**Task goal**
Gather all lines in the entries that include the word "label".

**Data supplied**
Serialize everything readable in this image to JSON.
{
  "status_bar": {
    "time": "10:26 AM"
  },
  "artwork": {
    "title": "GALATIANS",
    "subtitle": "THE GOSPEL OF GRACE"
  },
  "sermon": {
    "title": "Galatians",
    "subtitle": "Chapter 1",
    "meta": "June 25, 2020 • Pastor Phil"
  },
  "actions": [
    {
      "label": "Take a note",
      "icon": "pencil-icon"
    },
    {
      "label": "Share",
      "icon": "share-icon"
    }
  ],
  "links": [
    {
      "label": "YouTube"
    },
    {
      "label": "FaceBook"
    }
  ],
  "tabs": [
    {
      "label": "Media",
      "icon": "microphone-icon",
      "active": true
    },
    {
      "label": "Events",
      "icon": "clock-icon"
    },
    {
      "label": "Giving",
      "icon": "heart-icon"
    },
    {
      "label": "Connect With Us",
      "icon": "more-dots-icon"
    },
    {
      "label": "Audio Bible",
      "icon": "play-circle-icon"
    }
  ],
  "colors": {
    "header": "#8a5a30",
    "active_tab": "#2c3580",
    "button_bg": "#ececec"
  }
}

**Solution for this exercise**
      "label": "Take a note",
      "label": "Share",
      "label": "YouTube"
      "label": "FaceBook"
      "label": "Media",
      "label": "Events",
      "label": "Giving",
      "label": "Connect With Us",
      "label": "Audio Bible",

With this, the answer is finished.